**Goal:** Your task is to output all the records below, word for word.

**Exercise inputs:**
• • • • •

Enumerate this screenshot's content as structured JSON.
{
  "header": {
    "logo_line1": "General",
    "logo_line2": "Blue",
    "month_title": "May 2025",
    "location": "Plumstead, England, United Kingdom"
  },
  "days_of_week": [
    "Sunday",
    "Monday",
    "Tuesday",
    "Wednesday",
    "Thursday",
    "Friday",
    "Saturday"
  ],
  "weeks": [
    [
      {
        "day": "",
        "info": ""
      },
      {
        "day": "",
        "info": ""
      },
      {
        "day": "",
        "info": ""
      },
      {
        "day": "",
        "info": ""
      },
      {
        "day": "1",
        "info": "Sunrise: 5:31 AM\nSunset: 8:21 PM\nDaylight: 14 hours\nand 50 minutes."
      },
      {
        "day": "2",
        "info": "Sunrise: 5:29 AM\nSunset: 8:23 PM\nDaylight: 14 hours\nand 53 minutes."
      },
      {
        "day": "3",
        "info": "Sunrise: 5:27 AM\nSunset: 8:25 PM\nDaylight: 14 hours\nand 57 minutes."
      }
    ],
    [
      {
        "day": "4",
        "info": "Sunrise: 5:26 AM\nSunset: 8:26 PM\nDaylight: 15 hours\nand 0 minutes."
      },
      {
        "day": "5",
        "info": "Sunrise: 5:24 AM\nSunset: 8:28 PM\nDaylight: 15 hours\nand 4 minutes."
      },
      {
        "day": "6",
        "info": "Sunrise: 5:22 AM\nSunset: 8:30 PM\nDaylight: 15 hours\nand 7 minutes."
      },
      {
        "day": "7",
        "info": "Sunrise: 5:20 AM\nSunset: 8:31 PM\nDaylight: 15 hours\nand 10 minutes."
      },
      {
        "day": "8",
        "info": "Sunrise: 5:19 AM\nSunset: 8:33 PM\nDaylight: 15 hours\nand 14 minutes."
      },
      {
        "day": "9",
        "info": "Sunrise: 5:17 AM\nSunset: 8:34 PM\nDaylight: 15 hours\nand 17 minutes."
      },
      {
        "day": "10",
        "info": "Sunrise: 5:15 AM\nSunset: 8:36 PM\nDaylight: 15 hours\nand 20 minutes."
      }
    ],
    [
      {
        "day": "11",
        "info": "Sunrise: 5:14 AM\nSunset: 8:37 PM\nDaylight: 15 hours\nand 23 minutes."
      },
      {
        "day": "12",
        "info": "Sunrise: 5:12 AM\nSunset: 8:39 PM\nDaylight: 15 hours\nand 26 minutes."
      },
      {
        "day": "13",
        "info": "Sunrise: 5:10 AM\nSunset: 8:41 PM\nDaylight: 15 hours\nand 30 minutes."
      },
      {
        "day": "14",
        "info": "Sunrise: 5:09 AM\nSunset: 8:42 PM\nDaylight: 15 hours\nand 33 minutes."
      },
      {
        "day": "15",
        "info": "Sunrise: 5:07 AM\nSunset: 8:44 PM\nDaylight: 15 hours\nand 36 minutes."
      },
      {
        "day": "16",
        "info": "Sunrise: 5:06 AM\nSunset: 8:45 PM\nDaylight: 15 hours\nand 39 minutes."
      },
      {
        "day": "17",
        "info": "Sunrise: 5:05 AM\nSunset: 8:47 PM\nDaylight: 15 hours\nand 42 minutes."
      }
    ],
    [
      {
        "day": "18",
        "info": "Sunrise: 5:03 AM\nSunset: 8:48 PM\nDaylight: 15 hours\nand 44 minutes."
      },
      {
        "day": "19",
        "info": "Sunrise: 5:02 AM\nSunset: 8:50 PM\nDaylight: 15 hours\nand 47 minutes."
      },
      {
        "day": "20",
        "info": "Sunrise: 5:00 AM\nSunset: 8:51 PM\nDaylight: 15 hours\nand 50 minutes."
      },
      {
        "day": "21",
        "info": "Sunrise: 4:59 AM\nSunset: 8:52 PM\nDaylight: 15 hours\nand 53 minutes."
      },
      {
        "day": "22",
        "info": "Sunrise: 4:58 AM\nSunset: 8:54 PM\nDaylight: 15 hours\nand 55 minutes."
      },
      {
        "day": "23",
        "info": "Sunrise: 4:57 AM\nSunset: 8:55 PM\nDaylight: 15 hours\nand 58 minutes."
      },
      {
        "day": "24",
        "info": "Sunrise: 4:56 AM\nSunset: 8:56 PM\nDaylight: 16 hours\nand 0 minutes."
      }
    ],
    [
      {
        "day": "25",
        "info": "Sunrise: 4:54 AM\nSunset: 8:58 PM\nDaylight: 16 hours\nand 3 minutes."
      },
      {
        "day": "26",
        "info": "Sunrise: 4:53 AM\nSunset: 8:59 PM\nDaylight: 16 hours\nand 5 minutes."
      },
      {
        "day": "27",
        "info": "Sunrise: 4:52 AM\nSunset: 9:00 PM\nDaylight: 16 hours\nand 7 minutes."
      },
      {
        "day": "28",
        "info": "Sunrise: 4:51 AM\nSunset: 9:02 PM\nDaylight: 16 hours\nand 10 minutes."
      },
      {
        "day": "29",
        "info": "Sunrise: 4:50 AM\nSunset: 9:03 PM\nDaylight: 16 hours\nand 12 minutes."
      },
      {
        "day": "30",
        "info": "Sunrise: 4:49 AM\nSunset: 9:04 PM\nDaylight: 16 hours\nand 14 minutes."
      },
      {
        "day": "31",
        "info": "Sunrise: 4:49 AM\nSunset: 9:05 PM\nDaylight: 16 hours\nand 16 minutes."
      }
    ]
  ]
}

• • • • •

**Answer in full:**
Enumerate this screenshot's content as structured JSON.
{
  "header": {
    "logo_line1": "General",
    "logo_line2": "Blue",
    "month_title": "May 2025",
    "location": "Plumstead, England, United Kingdom"
  },
  "days_of_week": [
    "Sunday",
    "Monday",
    "Tuesday",
    "Wednesday",
    "Thursday",
    "Friday",
    "Saturday"
  ],
  "weeks": [
    [
      {
        "day": "",
        "info": ""
      },
      {
        "day": "",
        "info": ""
      },
      {
        "day": "",
        "info": ""
      },
      {
        "day": "",
        "info": ""
      },
      {
        "day": "1",
        "info": "Sunrise: 5:31 AM\nSunset: 8:21 PM\nDaylight: 14 hours\nand 50 minutes."
      },
      {
        "day": "2",
        "info": "Sunrise: 5:29 AM\nSunset: 8:23 PM\nDaylight: 14 hours\nand 53 minutes."
      },
      {
        "day": "3",
        "info": "Sunrise: 5:27 AM\nSunset: 8:25 PM\nDaylight: 14 hours\nand 57 minutes."
      }
    ],
    [
      {
        "day": "4",
        "info": "Sunrise: 5:26 AM\nSunset: 8:26 PM\nDaylight: 15 hours\nand 0 minutes."
      },
      {
        "day": "5",
        "info": "Sunrise: 5:24 AM\nSunset: 8:28 PM\nDaylight: 15 hours\nand 4 minutes."
      },
      {
        "day": "6",
        "info": "Sunrise: 5:22 AM\nSunset: 8:30 PM\nDaylight: 15 hours\nand 7 minutes."
      },
      {
        "day": "7",
        "info": "Sunrise: 5:20 AM\nSunset: 8:31 PM\nDaylight: 15 hours\nand 10 minutes."
      },
      {
        "day": "8",
        "info": "Sunrise: 5:19 AM\nSunset: 8:33 PM\nDaylight: 15 hours\nand 14 minutes."
      },
      {
        "day": "9",
        "info": "Sunrise: 5:17 AM\nSunset: 8:34 PM\nDaylight: 15 hours\nand 17 minutes."
      },
      {
        "day": "10",
        "info": "Sunrise: 5:15 AM\nSunset: 8:36 PM\nDaylight: 15 hours\nand 20 minutes."
      }
    ],
    [
      {
        "day": "11",
        "info": "Sunrise: 5:14 AM\nSunset: 8:37 PM\nDaylight: 15 hours\nand 23 minutes."
      },
      {
        "day": "12",
        "info": "Sunrise: 5:12 AM\nSunset: 8:39 PM\nDaylight: 15 hours\nand 26 minutes."
      },
      {
        "day": "13",
        "info": "Sunrise: 5:10 AM\nSunset: 8:41 PM\nDaylight: 15 hours\nand 30 minutes."
      },
      {
        "day": "14",
        "info": "Sunrise: 5:09 AM\nSunset: 8:42 PM\nDaylight: 15 hours\nand 33 minutes."
      },
      {
        "day": "15",
        "info": "Sunrise: 5:07 AM\nSunset: 8:44 PM\nDaylight: 15 hours\nand 36 minutes."
      },
      {
        "day": "16",
        "info": "Sunrise: 5:06 AM\nSunset: 8:45 PM\nDaylight: 15 hours\nand 39 minutes."
      },
      {
        "day": "17",
        "info": "Sunrise: 5:05 AM\nSunset: 8:47 PM\nDaylight: 15 hours\nand 42 minutes."
      }
    ],
    [
      {
        "day": "18",
        "info": "Sunrise: 5:03 AM\nSunset: 8:48 PM\nDaylight: 15 hours\nand 44 minutes."
      },
      {
        "day": "19",
        "info": "Sunrise: 5:02 AM\nSunset: 8:50 PM\nDaylight: 15 hours\nand 47 minutes."
      },
      {
        "day": "20",
        "info": "Sunrise: 5:00 AM\nSunset: 8:51 PM\nDaylight: 15 hours\nand 50 minutes."
      },
      {
        "day": "21",
        "info": "Sunrise: 4:59 AM\nSunset: 8:52 PM\nDaylight: 15 hours\nand 53 minutes."
      },
      {
        "day": "22",
        "info": "Sunrise: 4:58 AM\nSunset: 8:54 PM\nDaylight: 15 hours\nand 55 minutes."
      },
      {
        "day": "23",
        "info": "Sunrise: 4:57 AM\nSunset: 8:55 PM\nDaylight: 15 hours\nand 58 minutes."
      },
      {
        "day": "24",
        "info": "Sunrise: 4:56 AM\nSunset: 8:56 PM\nDaylight: 16 hours\nand 0 minutes."
      }
    ],
    [
      {
        "day": "25",
        "info": "Sunrise: 4:54 AM\nSunset: 8:58 PM\nDaylight: 16 hours\nand 3 minutes."
      },
      {
        "day": "26",
        "info": "Sunrise: 4:53 AM\nSunset: 8:59 PM\nDaylight: 16 hours\nand 5 minutes."
      },
      {
        "day": "27",
        "info": "Sunrise: 4:52 AM\nSunset: 9:00 PM\nDaylight: 16 hours\nand 7 minutes."
      },
      {
        "day": "28",
        "info": "Sunrise: 4:51 AM\nSunset: 9:02 PM\nDaylight: 16 hours\nand 10 minutes."
      },
      {
        "day": "29",
        "info": "Sunrise: 4:50 AM\nSunset: 9:03 PM\nDaylight: 16 hours\nand 12 minutes."
      },
      {
        "day": "30",
        "info": "Sunrise: 4:49 AM\nSunset: 9:04 PM\nDaylight: 16 hours\nand 14 minutes."
      },
      {
        "day": "31",
        "info": "Sunrise: 4:49 AM\nSunset: 9:05 PM\nDaylight: 16 hours\nand 16 minutes."
      }
    ]
  ]
}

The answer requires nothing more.